§ **Data section**

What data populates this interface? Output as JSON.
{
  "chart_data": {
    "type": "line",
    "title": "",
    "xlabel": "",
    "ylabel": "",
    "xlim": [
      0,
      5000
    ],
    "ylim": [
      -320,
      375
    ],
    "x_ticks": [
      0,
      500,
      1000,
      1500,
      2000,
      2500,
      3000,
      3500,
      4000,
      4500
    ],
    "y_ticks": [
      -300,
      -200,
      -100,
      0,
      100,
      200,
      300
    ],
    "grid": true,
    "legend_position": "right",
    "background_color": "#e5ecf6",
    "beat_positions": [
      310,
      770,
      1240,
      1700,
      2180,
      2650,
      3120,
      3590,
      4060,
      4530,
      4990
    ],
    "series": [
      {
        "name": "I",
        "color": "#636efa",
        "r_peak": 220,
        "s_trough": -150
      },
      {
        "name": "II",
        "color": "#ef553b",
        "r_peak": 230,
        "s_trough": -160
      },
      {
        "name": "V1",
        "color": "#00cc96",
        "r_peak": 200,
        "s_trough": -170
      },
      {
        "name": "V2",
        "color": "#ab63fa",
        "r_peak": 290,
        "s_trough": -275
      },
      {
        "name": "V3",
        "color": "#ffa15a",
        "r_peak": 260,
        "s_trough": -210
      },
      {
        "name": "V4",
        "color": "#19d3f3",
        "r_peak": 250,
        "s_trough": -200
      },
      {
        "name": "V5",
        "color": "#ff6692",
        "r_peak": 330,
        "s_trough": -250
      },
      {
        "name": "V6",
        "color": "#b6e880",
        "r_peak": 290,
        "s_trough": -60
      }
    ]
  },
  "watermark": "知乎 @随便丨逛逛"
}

§ **Objective**
In the entries above, find every line holding the word "name" and copy it out.

§ **Result of this exercise**
        "name": "I",
        "name": "II",
        "name": "V1",
        "name": "V2",
        "name": "V3",
        "name": "V4",
        "name": "V5",
        "name": "V6",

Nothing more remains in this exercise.